* _EXERCISE AIM_
Write the records below out again exactly as given, with no images.

* _Extracted data entries_
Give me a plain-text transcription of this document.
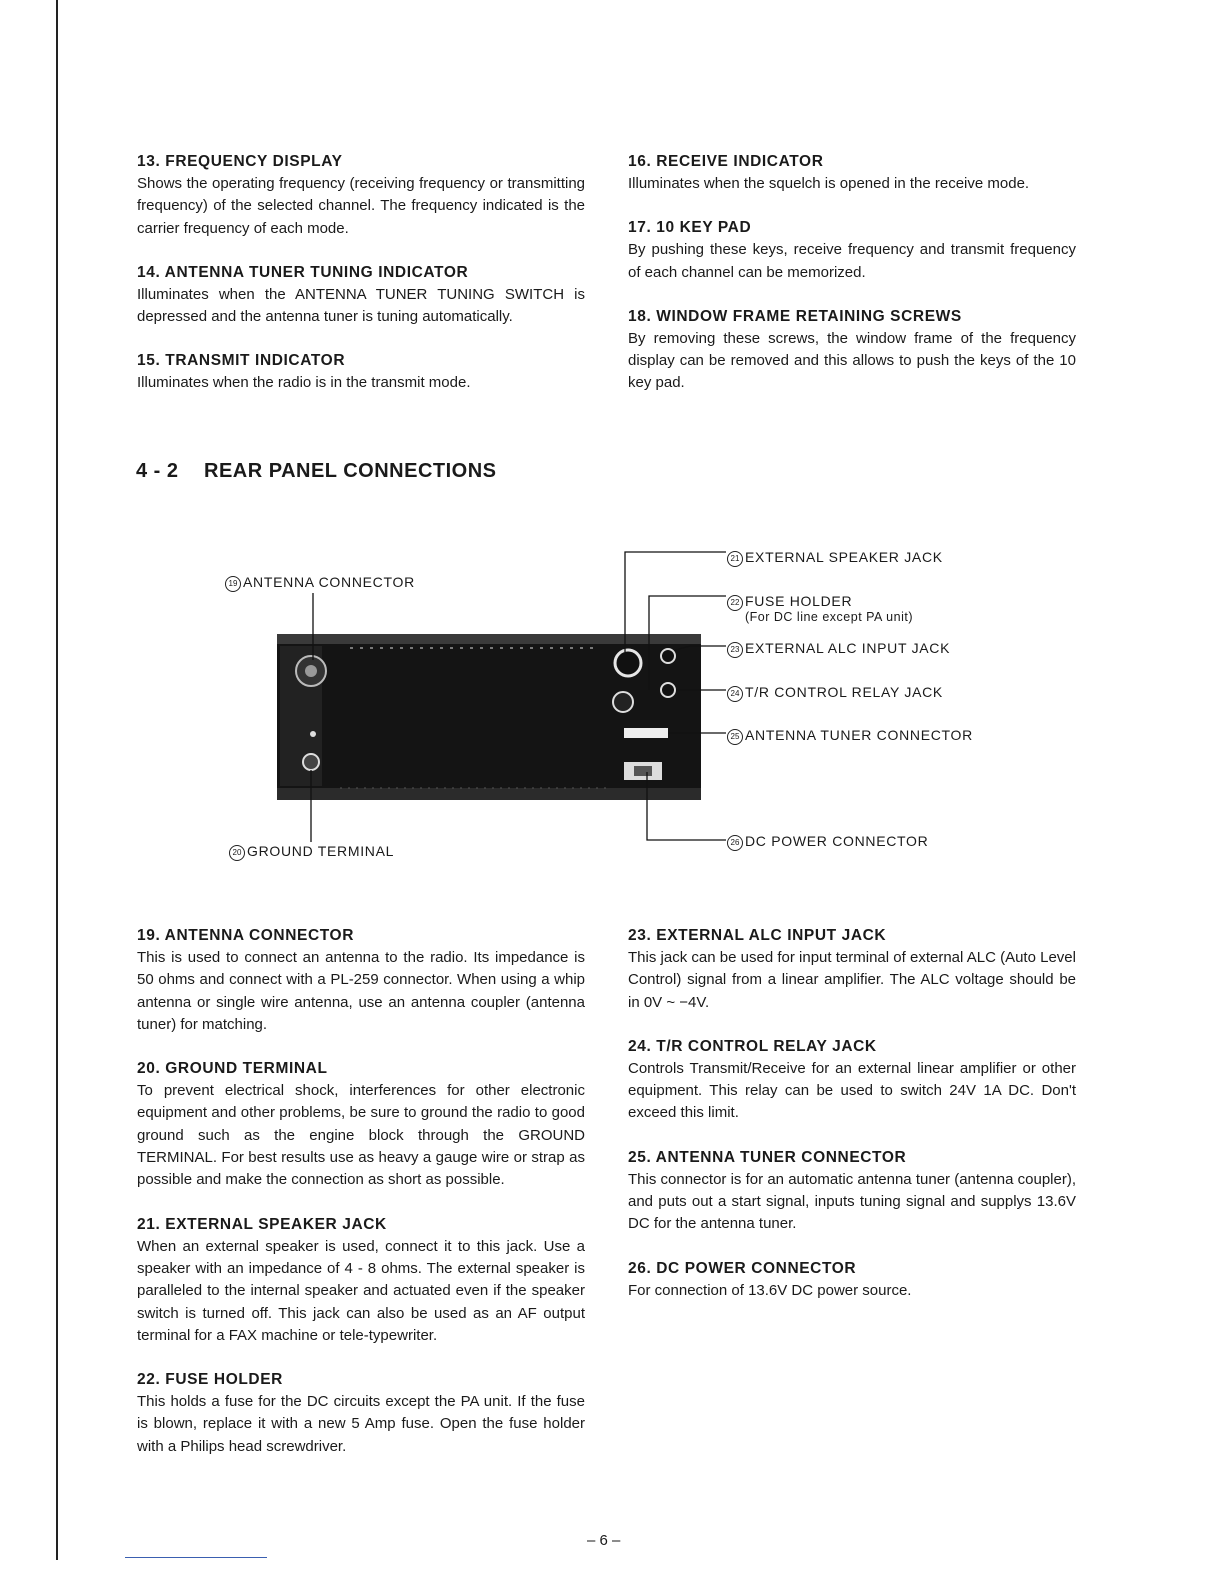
13. FREQUENCY DISPLAY

Shows the operating frequency (receiving frequency or transmitting frequency) of the selected channel. The frequency indicated is the carrier frequency of each mode.

14. ANTENNA TUNER TUNING INDICATOR

Illuminates when the ANTENNA TUNER TUNING SWITCH is depressed and the antenna tuner is tuning automatically.

15. TRANSMIT INDICATOR

Illuminates when the radio is in the transmit mode.

16. RECEIVE INDICATOR

Illuminates when the squelch is opened in the receive mode.

17. 10 KEY PAD

By pushing these keys, receive frequency and transmit frequency of each channel can be memorized.

18. WINDOW FRAME RETAINING SCREWS

By removing these screws, the window frame of the frequency display can be removed and this allows to push the keys of the 10 key pad.

4 - 2 REAR PANEL CONNECTIONS
19 ANTENNA CONNECTOR
20 GROUND TERMINAL
21 EXTERNAL SPEAKER JACK
22 FUSE HOLDER
(For DC line except PA unit)
23 EXTERNAL ALC INPUT JACK
24 T/R CONTROL RELAY JACK
25 ANTENNA TUNER CONNECTOR
26 DC POWER CONNECTOR
19. ANTENNA CONNECTOR

This is used to connect an antenna to the radio. Its impedance is 50 ohms and connect with a PL-259 connector. When using a whip antenna or single wire antenna, use an antenna coupler (antenna tuner) for matching.

20. GROUND TERMINAL

To prevent electrical shock, interferences for other electronic equipment and other problems, be sure to ground the radio to good ground such as the engine block through the GROUND TERMINAL. For best results use as heavy a gauge wire or strap as possible and make the connection as short as possible.

21. EXTERNAL SPEAKER JACK

When an external speaker is used, connect it to this jack. Use a speaker with an impedance of 4 - 8 ohms. The external speaker is paralleled to the internal speaker and actuated even if the speaker switch is turned off. This jack can also be used as an AF output terminal for a FAX machine or tele-typewriter.

22. FUSE HOLDER

This holds a fuse for the DC circuits except the PA unit. If the fuse is blown, replace it with a new 5 Amp fuse. Open the fuse holder with a Philips head screwdriver.

23. EXTERNAL ALC INPUT JACK

This jack can be used for input terminal of external ALC (Auto Level Control) signal from a linear amplifier. The ALC voltage should be in 0V ~ −4V.

24. T/R CONTROL RELAY JACK

Controls Transmit/Receive for an external linear amplifier or other equipment. This relay can be used to switch 24V 1A DC. Don't exceed this limit.

25. ANTENNA TUNER CONNECTOR

This connector is for an automatic antenna tuner (antenna coupler), and puts out a start signal, inputs tuning signal and supplys 13.6V DC for the antenna tuner.

26. DC POWER CONNECTOR

For connection of 13.6V DC power source.

– 6 –
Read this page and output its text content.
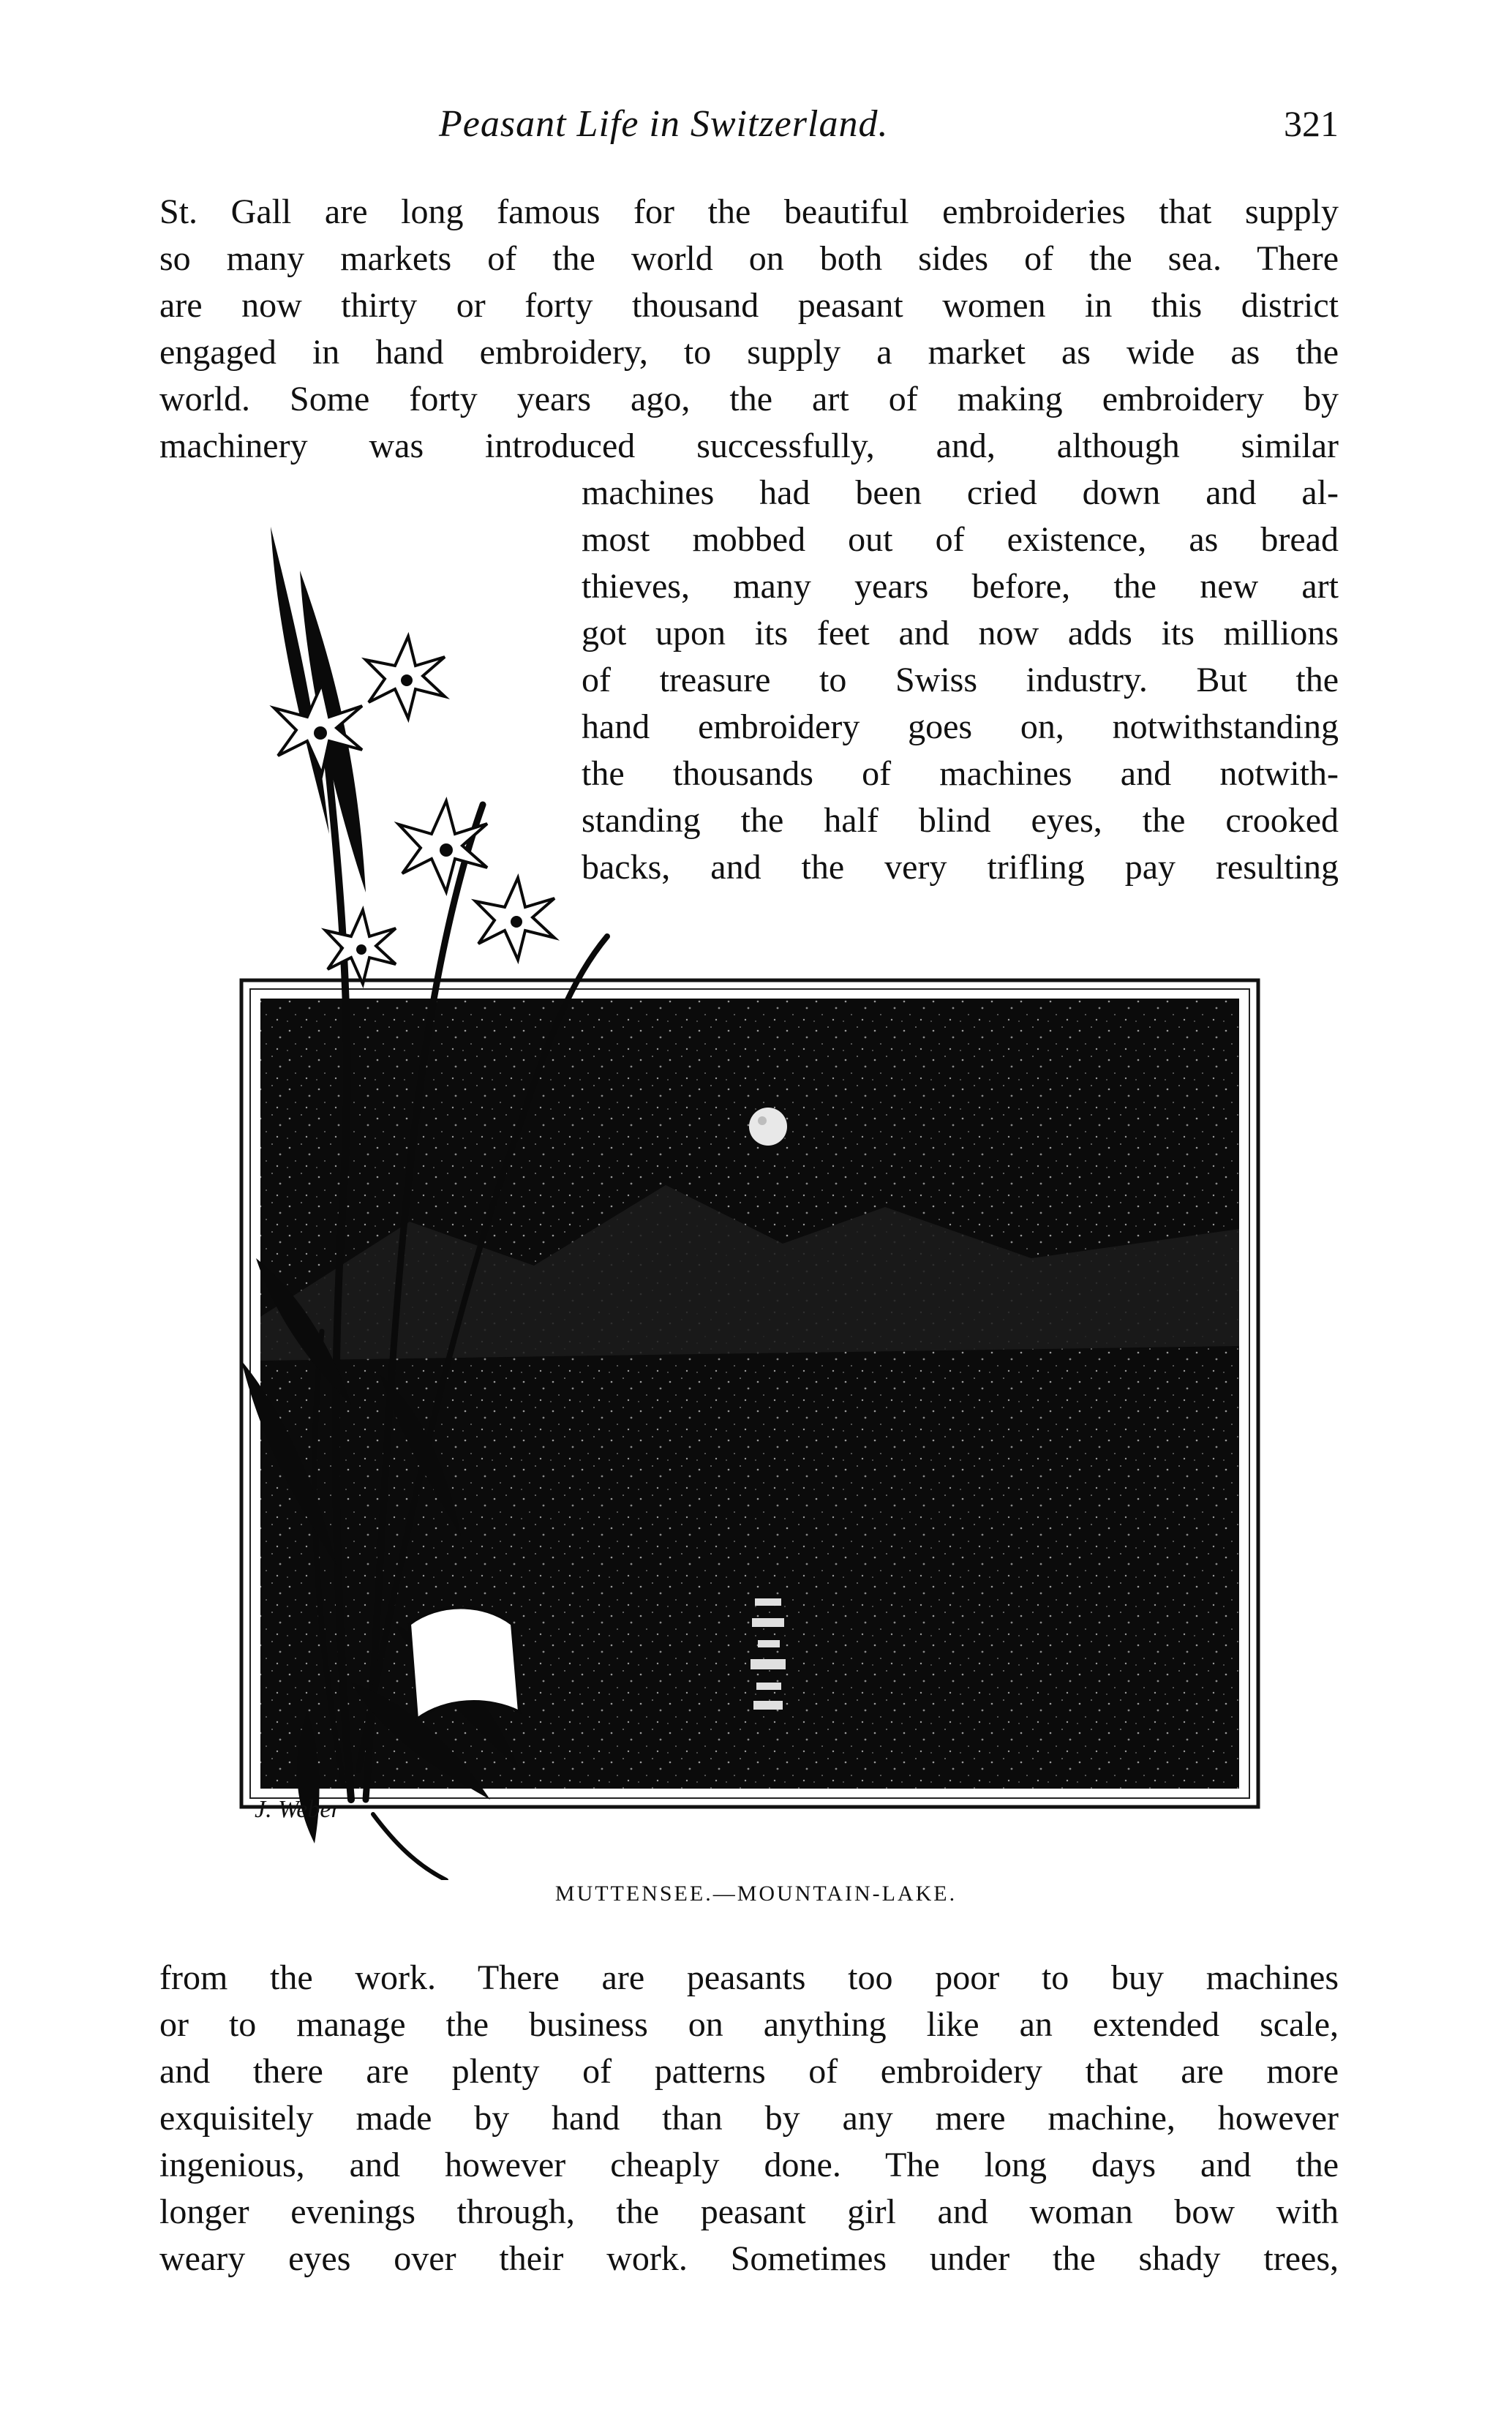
Peasant Life in Switzerland.	321
St. Gall are long famous for the beautiful embroideries that supply
so many markets of the world on both sides of the sea. There
are now thirty or forty thousand peasant women in this district
engaged in hand embroidery, to supply a market as wide as the
world. Some forty years ago, the art of making embroidery by
machinery was introduced successfully, and, although similar
machines had been cried down and al-
most mobbed out of existence, as bread
thieves, many years before, the new art
got upon its feet and now adds its millions
of treasure to Swiss industry. But the
hand embroidery goes on, notwithstanding
the thousands of machines and notwith-
standing the half blind eyes, the crooked
backs, and the very trifling pay resulting
J. Weber
MUTTENSEE.—MOUNTAIN-LAKE.
from the work. There are peasants too poor to buy machines
or to manage the business on anything like an extended scale,
and there are plenty of patterns of embroidery that are more
exquisitely made by hand than by any mere machine, however
ingenious, and however cheaply done. The long days and the
longer evenings through, the peasant girl and woman bow with
weary eyes over their work. Sometimes under the shady trees,
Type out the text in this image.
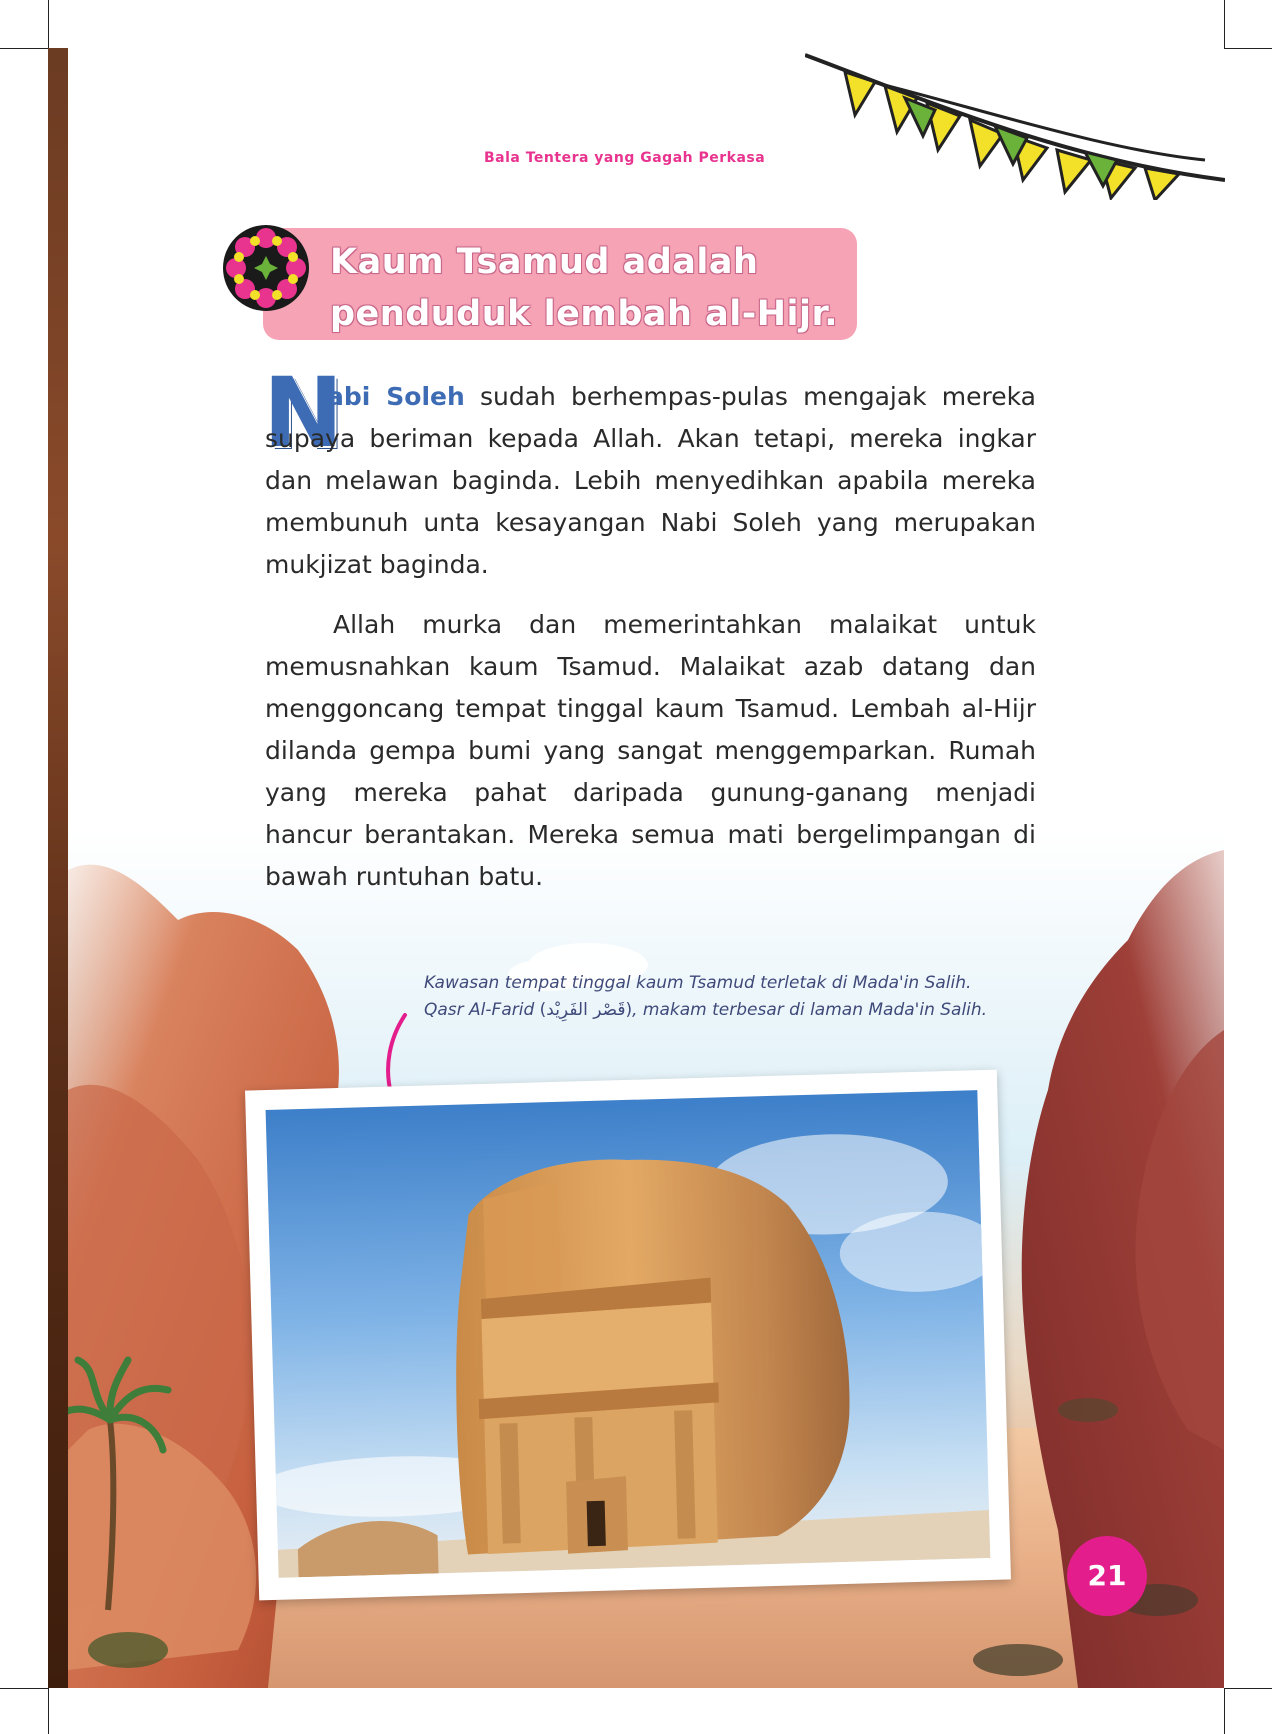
Bala Tentera yang Gagah Perkasa
Kaum Tsamud adalah
penduduk lembah al-Hijr.
N
abi Soleh sudah berhempas-pulas mengajak mereka supaya beriman kepada Allah. Akan tetapi, mereka ingkar dan melawan baginda. Lebih menyedihkan apabila mereka membunuh unta kesayangan Nabi Soleh yang merupakan mukjizat baginda.
Allah murka dan memerintahkan malaikat untuk memusnahkan kaum Tsamud. Malaikat azab datang dan menggoncang tempat tinggal kaum Tsamud. Lembah al-Hijr dilanda gempa bumi yang sangat menggemparkan. Rumah yang mereka pahat daripada gunung-ganang menjadi hancur berantakan. Mereka semua mati bergelimpangan di bawah runtuhan batu.
Kawasan tempat tinggal kaum Tsamud terletak di Mada'in Salih.
Qasr Al-Farid (قَصْر الفَرِيْد), makam terbesar di laman Mada'in Salih.
21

* _FULL ANSWER_
Give me a plain-text transcription of this document.
13. FREQUENCY DISPLAY

Shows the operating frequency (receiving frequency or transmitting frequency) of the selected channel. The frequency indicated is the carrier frequency of each mode.

14. ANTENNA TUNER TUNING INDICATOR

Illuminates when the ANTENNA TUNER TUNING SWITCH is depressed and the antenna tuner is tuning automatically.

15. TRANSMIT INDICATOR

Illuminates when the radio is in the transmit mode.

16. RECEIVE INDICATOR

Illuminates when the squelch is opened in the receive mode.

17. 10 KEY PAD

By pushing these keys, receive frequency and transmit frequency of each channel can be memorized.

18. WINDOW FRAME RETAINING SCREWS

By removing these screws, the window frame of the frequency display can be removed and this allows to push the keys of the 10 key pad.

4 - 2 REAR PANEL CONNECTIONS
19 ANTENNA CONNECTOR
20 GROUND TERMINAL
21 EXTERNAL SPEAKER JACK
22 FUSE HOLDER
(For DC line except PA unit)
23 EXTERNAL ALC INPUT JACK
24 T/R CONTROL RELAY JACK
25 ANTENNA TUNER CONNECTOR
26 DC POWER CONNECTOR
19. ANTENNA CONNECTOR

This is used to connect an antenna to the radio. Its impedance is 50 ohms and connect with a PL-259 connector. When using a whip antenna or single wire antenna, use an antenna coupler (antenna tuner) for matching.

20. GROUND TERMINAL

To prevent electrical shock, interferences for other electronic equipment and other problems, be sure to ground the radio to good ground such as the engine block through the GROUND TERMINAL. For best results use as heavy a gauge wire or strap as possible and make the connection as short as possible.

21. EXTERNAL SPEAKER JACK

When an external speaker is used, connect it to this jack. Use a speaker with an impedance of 4 - 8 ohms. The external speaker is paralleled to the internal speaker and actuated even if the speaker switch is turned off. This jack can also be used as an AF output terminal for a FAX machine or tele-typewriter.

22. FUSE HOLDER

This holds a fuse for the DC circuits except the PA unit. If the fuse is blown, replace it with a new 5 Amp fuse. Open the fuse holder with a Philips head screwdriver.

23. EXTERNAL ALC INPUT JACK

This jack can be used for input terminal of external ALC (Auto Level Control) signal from a linear amplifier. The ALC voltage should be in 0V ~ −4V.

24. T/R CONTROL RELAY JACK

Controls Transmit/Receive for an external linear amplifier or other equipment. This relay can be used to switch 24V 1A DC. Don't exceed this limit.

25. ANTENNA TUNER CONNECTOR

This connector is for an automatic antenna tuner (antenna coupler), and puts out a start signal, inputs tuning signal and supplys 13.6V DC for the antenna tuner.

26. DC POWER CONNECTOR

For connection of 13.6V DC power source.

– 6 –
Read this page and output its text content.
Peasant Life in Switzerland.	321
St. Gall are long famous for the beautiful embroideries that supply
so many markets of the world on both sides of the sea. There
are now thirty or forty thousand peasant women in this district
engaged in hand embroidery, to supply a market as wide as the
world. Some forty years ago, the art of making embroidery by
machinery was introduced successfully, and, although similar
machines had been cried down and al-
most mobbed out of existence, as bread
thieves, many years before, the new art
got upon its feet and now adds its millions
of treasure to Swiss industry. But the
hand embroidery goes on, notwithstanding
the thousands of machines and notwith-
standing the half blind eyes, the crooked
backs, and the very trifling pay resulting
J. Weber
MUTTENSEE.—MOUNTAIN-LAKE.
from the work. There are peasants too poor to buy machines
or to manage the business on anything like an extended scale,
and there are plenty of patterns of embroidery that are more
exquisitely made by hand than by any mere machine, however
ingenious, and however cheaply done. The long days and the
longer evenings through, the peasant girl and woman bow with
weary eyes over their work. Sometimes under the shady trees,
Type out the text in this image.
Bala Tentera yang Gagah Perkasa
Kaum Tsamud adalah
penduduk lembah al-Hijr.
N
abi Soleh sudah berhempas-pulas mengajak mereka supaya beriman kepada Allah. Akan tetapi, mereka ingkar dan melawan baginda. Lebih menyedihkan apabila mereka membunuh unta kesayangan Nabi Soleh yang merupakan mukjizat baginda.
Allah murka dan memerintahkan malaikat untuk memusnahkan kaum Tsamud. Malaikat azab datang dan menggoncang tempat tinggal kaum Tsamud. Lembah al-Hijr dilanda gempa bumi yang sangat menggemparkan. Rumah yang mereka pahat daripada gunung-ganang menjadi hancur berantakan. Mereka semua mati bergelimpangan di bawah runtuhan batu.
Kawasan tempat tinggal kaum Tsamud terletak di Mada'in Salih.
Qasr Al-Farid (قَصْر الفَرِيْد), makam terbesar di laman Mada'in Salih.
21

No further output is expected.